Directions: Say how many lines hold the string "used", and nothing more.

Listed records:
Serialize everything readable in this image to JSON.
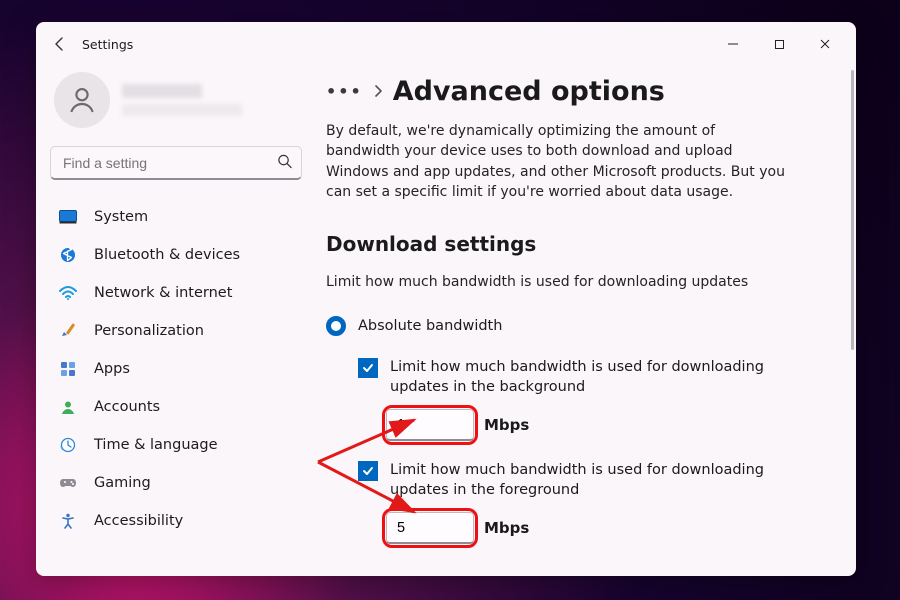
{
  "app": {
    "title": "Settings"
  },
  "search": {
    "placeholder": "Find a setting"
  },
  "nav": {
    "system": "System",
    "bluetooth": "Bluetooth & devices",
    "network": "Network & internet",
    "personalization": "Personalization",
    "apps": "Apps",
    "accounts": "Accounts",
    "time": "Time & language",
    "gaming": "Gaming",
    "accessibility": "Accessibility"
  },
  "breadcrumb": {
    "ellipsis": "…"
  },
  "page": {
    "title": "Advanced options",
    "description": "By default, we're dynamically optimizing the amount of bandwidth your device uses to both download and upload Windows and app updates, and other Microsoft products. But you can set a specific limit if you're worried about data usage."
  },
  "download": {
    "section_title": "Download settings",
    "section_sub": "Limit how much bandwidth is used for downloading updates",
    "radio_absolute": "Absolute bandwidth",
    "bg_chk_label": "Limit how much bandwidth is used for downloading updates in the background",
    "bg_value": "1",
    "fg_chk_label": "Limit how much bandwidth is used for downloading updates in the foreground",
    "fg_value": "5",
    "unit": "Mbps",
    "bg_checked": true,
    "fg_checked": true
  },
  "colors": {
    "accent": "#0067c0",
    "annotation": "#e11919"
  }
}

The answer: 3